[Supplied data]:
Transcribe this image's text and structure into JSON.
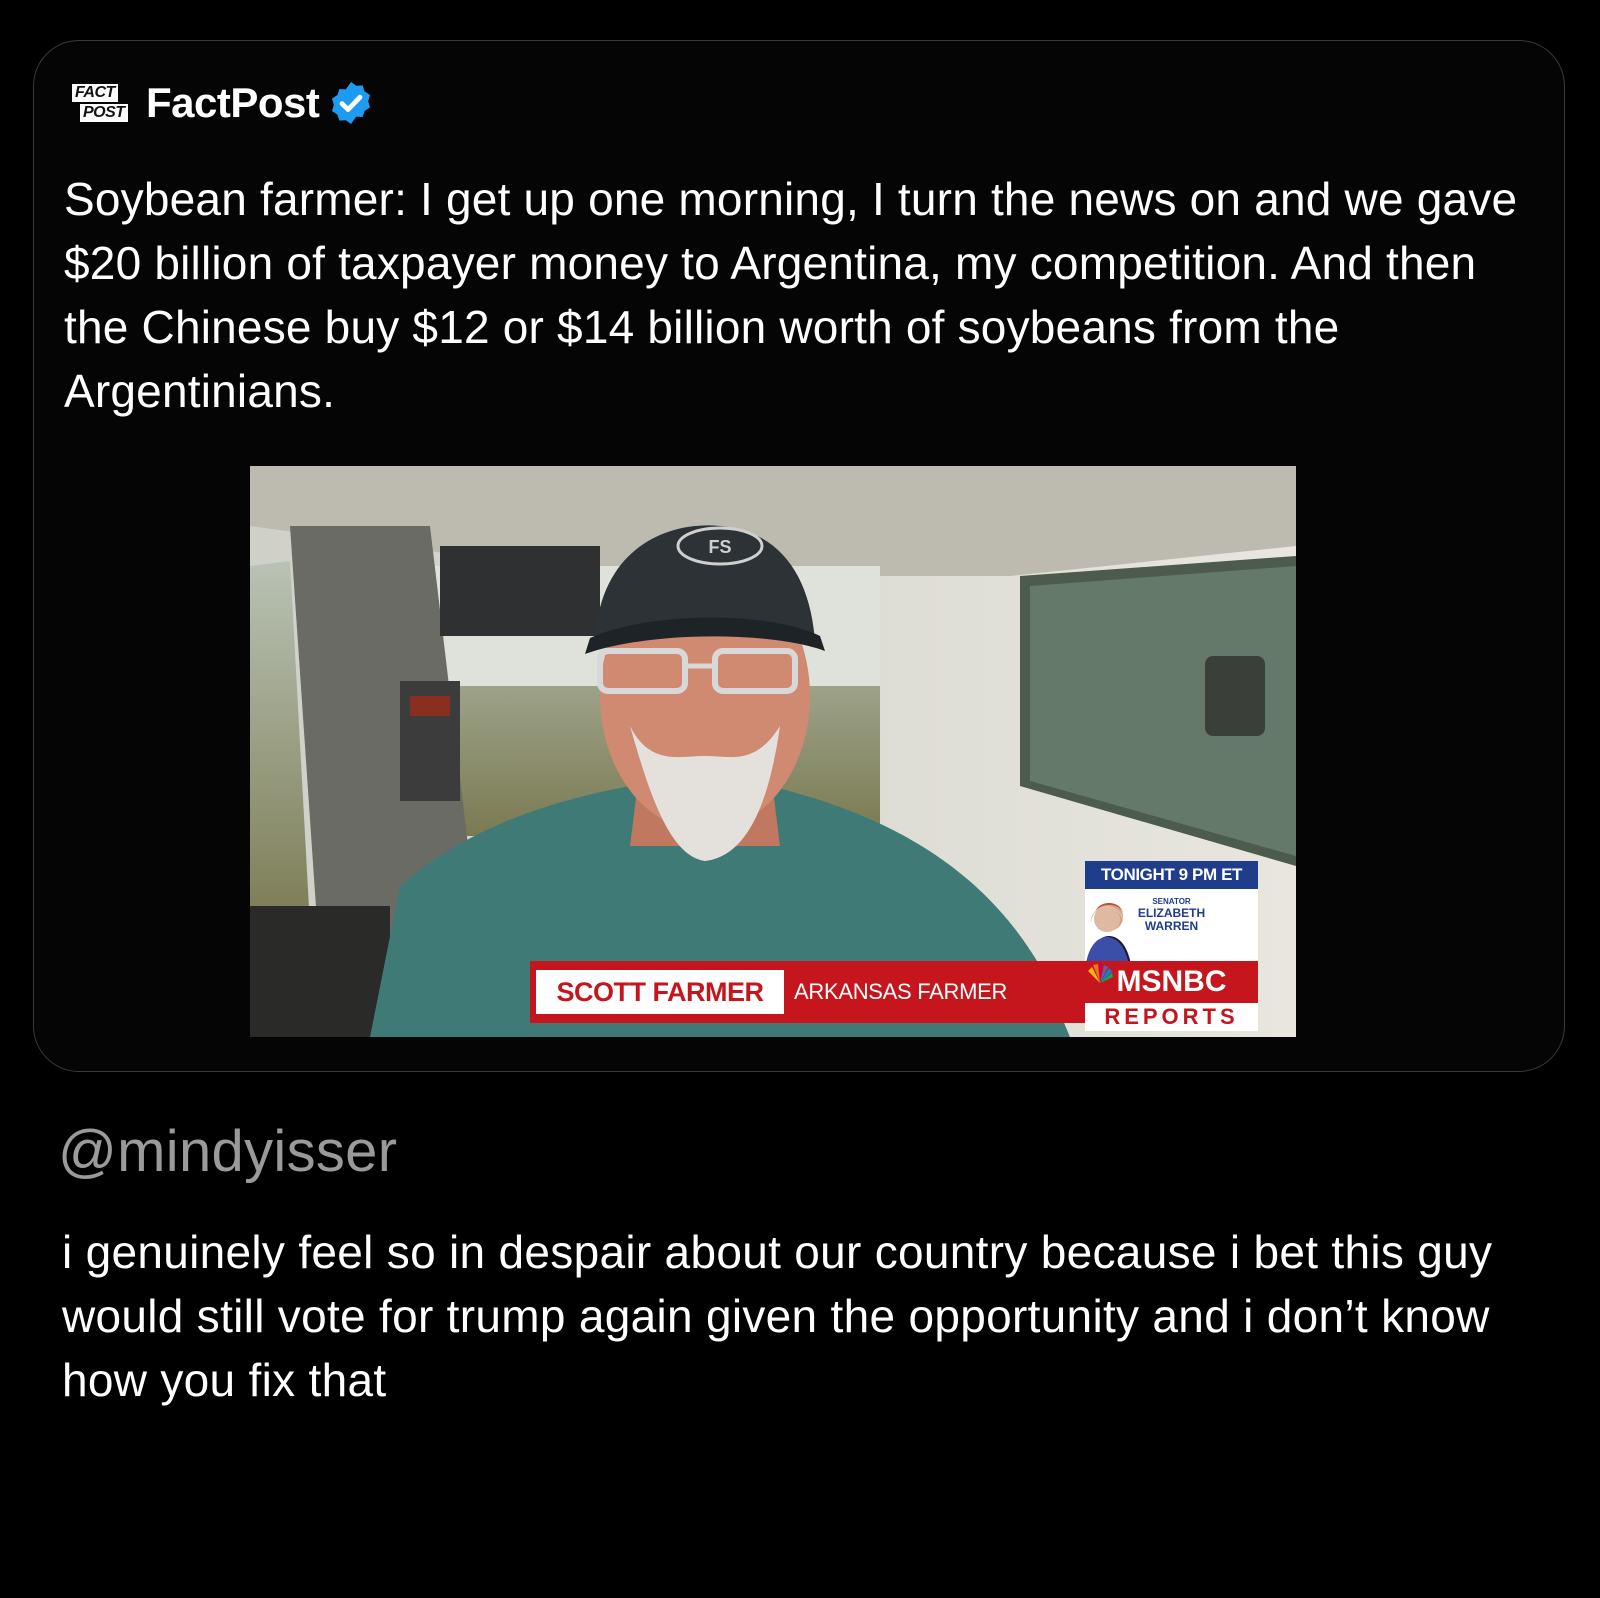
{
  "post": {
    "account_name": "FactPost",
    "logo_line1": "FACT",
    "logo_line2": "POST",
    "verified_icon": "verified-badge-icon",
    "text": "Soybean farmer: I get up one morning, I turn the news on and we gave $20 billion of taxpayer money to Argentina, my competition. And then the Chinese buy $12 or $14 billion worth of soybeans from the Argentinians."
  },
  "video": {
    "lower_third_name": "SCOTT FARMER",
    "lower_third_title": "ARKANSAS FARMER",
    "promo_time": "TONIGHT 9 PM ET",
    "promo_role": "SENATOR",
    "promo_guest": "ELIZABETH WARREN",
    "network": "MSNBC",
    "program": "REPORTS",
    "cap_logo": "FS"
  },
  "reply": {
    "handle": "@mindyisser",
    "text": "i genuinely feel so in despair about our country because i bet this guy would still vote for trump again given the opportunity and i don’t know how you fix that"
  },
  "colors": {
    "background": "#000000",
    "card_border": "#3a3a3a",
    "verified": "#1d9bf0",
    "msnbc_red": "#c4161c",
    "promo_blue": "#1f3d8a",
    "handle_gray": "#9a9a9a"
  }
}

[Set task]: Identify and extract each line of the listing that contains "verified".

[Reply]:
    "verified_icon": "verified-badge-icon",
    "verified": "#1d9bf0",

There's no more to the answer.